▶ Work to do
Give every line below again, exactly.
__________
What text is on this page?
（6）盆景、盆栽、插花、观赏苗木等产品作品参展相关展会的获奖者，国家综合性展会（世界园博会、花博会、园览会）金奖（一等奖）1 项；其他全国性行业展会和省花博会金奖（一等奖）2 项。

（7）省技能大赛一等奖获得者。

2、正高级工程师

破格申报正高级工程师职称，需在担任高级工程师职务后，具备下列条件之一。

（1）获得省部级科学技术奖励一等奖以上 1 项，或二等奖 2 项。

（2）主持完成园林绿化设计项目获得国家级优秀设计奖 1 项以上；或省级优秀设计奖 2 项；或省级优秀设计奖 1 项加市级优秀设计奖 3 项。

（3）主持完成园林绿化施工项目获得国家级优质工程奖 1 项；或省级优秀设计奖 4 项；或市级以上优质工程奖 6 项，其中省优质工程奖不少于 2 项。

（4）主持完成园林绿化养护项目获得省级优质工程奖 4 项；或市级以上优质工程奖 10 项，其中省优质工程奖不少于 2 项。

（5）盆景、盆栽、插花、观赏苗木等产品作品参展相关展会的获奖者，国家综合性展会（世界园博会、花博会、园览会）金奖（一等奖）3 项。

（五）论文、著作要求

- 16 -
__________
▶ Solved exercise
What text is on this page?
（6）盆景、盆栽、插花、观赏苗木等产品作品参展相关展会的获奖者，国家综合性展会（世界园博会、花博会、园览会）金奖（一等奖）1 项；其他全国性行业展会和省花博会金奖（一等奖）2 项。

（7）省技能大赛一等奖获得者。

2、正高级工程师

破格申报正高级工程师职称，需在担任高级工程师职务后，具备下列条件之一。

（1）获得省部级科学技术奖励一等奖以上 1 项，或二等奖 2 项。

（2）主持完成园林绿化设计项目获得国家级优秀设计奖 1 项以上；或省级优秀设计奖 2 项；或省级优秀设计奖 1 项加市级优秀设计奖 3 项。

（3）主持完成园林绿化施工项目获得国家级优质工程奖 1 项；或省级优秀设计奖 4 项；或市级以上优质工程奖 6 项，其中省优质工程奖不少于 2 项。

（4）主持完成园林绿化养护项目获得省级优质工程奖 4 项；或市级以上优质工程奖 10 项，其中省优质工程奖不少于 2 项。

（5）盆景、盆栽、插花、观赏苗木等产品作品参展相关展会的获奖者，国家综合性展会（世界园博会、花博会、园览会）金奖（一等奖）3 项。

（五）论文、著作要求

- 16 -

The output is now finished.